> Exercise brief: Using the records below, copy out exactly the line that contains "Enumerate this screenshot's" and every line that follows it, up to and including the last, and no others.
** begin **
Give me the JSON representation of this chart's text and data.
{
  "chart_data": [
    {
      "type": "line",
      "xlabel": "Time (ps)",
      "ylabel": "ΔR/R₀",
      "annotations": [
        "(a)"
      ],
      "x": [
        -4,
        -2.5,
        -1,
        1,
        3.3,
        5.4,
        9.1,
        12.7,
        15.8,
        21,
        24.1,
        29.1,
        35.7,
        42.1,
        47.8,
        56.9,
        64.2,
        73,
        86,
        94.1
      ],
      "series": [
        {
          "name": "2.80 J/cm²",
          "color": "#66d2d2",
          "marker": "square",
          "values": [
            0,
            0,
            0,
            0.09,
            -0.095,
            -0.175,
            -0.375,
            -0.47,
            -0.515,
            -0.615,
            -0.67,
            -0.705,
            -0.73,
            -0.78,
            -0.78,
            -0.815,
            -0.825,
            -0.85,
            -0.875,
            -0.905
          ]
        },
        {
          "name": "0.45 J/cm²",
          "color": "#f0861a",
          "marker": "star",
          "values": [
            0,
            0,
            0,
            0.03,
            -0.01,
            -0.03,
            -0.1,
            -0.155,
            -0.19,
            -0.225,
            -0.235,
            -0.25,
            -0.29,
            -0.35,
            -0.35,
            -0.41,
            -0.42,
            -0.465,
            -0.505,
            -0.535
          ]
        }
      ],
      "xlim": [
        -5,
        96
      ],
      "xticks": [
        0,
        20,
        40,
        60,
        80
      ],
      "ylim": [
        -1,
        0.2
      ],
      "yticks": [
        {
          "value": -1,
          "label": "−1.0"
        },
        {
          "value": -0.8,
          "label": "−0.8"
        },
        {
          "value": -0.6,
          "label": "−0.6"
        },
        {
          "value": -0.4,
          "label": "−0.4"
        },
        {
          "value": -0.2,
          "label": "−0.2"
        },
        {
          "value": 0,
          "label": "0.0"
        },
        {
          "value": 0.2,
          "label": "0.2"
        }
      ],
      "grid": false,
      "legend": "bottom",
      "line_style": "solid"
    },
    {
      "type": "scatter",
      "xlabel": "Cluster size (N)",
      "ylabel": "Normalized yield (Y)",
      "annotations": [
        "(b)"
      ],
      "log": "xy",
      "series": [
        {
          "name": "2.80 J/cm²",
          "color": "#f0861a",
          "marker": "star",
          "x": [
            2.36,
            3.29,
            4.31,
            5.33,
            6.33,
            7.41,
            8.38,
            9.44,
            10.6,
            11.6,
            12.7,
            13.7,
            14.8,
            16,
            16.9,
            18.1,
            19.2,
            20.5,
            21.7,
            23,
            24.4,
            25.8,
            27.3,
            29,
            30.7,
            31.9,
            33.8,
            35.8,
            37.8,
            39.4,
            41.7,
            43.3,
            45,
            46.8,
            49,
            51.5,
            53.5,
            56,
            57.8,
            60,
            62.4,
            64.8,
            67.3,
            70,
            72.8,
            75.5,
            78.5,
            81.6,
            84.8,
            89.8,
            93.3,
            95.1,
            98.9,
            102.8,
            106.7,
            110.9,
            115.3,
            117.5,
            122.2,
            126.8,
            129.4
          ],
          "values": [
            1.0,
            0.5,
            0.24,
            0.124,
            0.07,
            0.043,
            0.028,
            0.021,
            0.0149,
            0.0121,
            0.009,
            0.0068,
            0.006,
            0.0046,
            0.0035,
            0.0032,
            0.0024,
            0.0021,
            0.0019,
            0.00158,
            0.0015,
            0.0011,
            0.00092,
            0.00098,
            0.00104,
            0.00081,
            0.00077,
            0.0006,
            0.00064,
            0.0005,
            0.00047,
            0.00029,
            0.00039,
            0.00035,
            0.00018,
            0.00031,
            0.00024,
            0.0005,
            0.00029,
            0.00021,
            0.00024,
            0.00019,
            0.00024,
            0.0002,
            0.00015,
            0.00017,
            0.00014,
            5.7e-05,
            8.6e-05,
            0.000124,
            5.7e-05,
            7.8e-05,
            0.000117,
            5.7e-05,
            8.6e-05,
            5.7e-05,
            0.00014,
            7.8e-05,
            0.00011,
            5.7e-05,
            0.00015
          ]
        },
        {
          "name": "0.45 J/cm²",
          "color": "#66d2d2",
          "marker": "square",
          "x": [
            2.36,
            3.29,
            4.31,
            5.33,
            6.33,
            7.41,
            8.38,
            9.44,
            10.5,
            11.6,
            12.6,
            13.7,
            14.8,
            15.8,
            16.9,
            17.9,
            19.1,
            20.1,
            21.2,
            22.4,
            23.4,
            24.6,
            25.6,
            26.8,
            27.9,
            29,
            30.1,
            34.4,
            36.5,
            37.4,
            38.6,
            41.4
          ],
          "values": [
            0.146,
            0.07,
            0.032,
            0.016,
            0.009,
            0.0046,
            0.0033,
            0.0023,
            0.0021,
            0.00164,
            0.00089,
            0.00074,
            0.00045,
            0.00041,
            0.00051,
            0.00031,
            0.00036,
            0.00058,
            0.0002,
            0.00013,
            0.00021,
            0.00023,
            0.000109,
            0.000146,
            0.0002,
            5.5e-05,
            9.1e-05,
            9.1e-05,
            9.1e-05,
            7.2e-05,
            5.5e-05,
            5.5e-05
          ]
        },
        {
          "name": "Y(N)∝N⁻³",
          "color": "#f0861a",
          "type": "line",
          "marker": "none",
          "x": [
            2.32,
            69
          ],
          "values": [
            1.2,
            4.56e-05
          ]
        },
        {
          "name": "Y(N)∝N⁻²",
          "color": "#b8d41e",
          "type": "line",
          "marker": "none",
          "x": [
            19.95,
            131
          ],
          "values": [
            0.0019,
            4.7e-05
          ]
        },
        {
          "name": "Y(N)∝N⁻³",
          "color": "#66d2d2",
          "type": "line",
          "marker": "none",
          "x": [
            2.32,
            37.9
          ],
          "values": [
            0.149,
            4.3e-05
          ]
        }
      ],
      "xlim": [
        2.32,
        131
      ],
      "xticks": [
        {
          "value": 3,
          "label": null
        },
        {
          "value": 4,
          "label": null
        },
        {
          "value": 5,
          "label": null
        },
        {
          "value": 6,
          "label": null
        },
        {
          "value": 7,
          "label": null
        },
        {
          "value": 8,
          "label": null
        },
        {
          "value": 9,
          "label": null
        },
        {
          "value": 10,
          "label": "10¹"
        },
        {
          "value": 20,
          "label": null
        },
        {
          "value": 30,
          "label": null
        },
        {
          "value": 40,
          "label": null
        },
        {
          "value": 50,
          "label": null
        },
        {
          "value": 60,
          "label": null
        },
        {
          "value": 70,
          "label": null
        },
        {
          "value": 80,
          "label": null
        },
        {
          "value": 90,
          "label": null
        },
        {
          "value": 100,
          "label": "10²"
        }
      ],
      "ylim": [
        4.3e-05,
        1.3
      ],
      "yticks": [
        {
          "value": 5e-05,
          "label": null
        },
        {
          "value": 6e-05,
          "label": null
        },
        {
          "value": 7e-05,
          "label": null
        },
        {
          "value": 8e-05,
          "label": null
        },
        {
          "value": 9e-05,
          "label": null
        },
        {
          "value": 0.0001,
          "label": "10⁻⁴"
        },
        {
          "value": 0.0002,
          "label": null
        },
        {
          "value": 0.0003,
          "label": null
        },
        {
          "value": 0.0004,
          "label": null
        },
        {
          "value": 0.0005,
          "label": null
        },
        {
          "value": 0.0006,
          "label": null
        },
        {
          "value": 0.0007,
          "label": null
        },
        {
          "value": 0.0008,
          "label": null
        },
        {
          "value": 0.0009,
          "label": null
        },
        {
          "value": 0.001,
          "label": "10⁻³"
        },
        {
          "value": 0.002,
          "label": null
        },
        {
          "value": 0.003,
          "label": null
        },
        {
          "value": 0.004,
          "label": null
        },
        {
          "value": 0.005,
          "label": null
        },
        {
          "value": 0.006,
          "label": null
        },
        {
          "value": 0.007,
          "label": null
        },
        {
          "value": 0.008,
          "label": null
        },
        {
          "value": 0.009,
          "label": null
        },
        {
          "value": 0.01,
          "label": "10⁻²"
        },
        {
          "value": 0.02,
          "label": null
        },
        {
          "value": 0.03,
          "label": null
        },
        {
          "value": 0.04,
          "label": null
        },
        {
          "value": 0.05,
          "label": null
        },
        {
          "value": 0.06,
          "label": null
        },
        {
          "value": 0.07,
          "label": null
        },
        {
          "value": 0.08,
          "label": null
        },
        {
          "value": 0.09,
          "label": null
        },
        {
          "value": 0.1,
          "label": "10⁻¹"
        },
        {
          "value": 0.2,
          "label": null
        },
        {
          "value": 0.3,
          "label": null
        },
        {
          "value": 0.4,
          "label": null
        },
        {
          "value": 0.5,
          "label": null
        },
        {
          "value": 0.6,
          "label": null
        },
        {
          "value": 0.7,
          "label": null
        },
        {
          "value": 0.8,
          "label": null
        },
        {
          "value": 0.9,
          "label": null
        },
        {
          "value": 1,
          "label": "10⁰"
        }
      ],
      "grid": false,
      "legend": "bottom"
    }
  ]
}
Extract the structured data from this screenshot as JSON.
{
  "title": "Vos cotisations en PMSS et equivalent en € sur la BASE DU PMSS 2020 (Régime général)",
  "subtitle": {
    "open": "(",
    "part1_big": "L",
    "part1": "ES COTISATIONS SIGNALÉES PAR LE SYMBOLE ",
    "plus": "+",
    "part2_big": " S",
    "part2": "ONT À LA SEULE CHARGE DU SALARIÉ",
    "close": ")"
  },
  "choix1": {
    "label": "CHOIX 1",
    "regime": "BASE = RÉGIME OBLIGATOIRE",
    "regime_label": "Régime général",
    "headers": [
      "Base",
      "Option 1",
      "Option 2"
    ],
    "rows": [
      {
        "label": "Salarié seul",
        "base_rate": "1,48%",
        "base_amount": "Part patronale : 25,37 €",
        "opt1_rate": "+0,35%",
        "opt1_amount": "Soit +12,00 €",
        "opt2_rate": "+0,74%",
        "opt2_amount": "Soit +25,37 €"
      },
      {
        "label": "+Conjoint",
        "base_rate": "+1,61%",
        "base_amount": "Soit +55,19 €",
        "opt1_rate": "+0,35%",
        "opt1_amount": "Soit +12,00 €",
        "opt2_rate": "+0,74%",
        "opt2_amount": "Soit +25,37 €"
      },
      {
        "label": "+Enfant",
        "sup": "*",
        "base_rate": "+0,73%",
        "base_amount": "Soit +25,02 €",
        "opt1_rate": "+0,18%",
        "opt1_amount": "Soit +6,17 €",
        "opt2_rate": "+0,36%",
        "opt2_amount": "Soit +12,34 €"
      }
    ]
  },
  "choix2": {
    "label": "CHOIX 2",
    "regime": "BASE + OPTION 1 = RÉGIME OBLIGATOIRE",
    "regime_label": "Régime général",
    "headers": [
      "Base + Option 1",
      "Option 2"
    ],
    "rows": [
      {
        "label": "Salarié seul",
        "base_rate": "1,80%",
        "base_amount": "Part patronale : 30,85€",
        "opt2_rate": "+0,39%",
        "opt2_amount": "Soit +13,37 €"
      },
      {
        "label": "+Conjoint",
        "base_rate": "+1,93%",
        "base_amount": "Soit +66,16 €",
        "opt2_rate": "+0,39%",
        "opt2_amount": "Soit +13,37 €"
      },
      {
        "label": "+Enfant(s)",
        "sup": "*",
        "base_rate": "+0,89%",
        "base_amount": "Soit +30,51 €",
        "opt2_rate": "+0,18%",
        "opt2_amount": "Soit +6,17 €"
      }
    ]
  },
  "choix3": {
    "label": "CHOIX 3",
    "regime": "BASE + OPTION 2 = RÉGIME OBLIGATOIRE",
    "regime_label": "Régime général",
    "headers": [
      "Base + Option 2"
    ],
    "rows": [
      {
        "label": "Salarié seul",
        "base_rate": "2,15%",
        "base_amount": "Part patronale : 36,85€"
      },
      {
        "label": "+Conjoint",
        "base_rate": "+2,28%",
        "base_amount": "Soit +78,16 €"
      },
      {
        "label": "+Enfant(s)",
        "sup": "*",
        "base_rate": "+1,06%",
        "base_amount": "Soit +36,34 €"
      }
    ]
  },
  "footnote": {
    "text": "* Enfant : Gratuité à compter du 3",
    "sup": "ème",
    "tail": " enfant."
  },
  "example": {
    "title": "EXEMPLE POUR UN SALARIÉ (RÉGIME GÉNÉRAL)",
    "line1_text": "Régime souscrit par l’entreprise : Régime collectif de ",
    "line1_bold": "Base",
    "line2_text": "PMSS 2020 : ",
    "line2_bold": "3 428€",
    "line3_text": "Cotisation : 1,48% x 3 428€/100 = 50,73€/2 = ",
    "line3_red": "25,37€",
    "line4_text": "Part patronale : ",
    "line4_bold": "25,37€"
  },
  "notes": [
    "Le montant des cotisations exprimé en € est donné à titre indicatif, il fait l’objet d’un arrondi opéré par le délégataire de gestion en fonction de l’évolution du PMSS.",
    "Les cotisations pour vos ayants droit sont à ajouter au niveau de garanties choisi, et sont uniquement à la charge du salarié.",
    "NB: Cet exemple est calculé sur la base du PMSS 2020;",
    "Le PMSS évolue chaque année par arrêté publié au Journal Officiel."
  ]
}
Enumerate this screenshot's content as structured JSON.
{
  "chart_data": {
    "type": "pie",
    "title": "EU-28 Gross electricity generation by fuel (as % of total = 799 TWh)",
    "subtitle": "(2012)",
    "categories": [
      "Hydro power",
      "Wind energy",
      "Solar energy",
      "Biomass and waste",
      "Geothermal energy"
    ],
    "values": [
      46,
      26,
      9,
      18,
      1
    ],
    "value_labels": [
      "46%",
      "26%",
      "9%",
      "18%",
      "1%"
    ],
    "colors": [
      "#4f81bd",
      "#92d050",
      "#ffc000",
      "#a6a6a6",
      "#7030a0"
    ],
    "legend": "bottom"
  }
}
** end **
> Task solution:
Enumerate this screenshot's content as structured JSON.
{
  "chart_data": {
    "type": "pie",
    "title": "EU-28 Gross electricity generation by fuel (as % of total = 799 TWh)",
    "subtitle": "(2012)",
    "categories": [
      "Hydro power",
      "Wind energy",
      "Solar energy",
      "Biomass and waste",
      "Geothermal energy"
    ],
    "values": [
      46,
      26,
      9,
      18,
      1
    ],
    "value_labels": [
      "46%",
      "26%",
      "9%",
      "18%",
      "1%"
    ],
    "colors": [
      "#4f81bd",
      "#92d050",
      "#ffc000",
      "#a6a6a6",
      "#7030a0"
    ],
    "legend": "bottom"
  }
}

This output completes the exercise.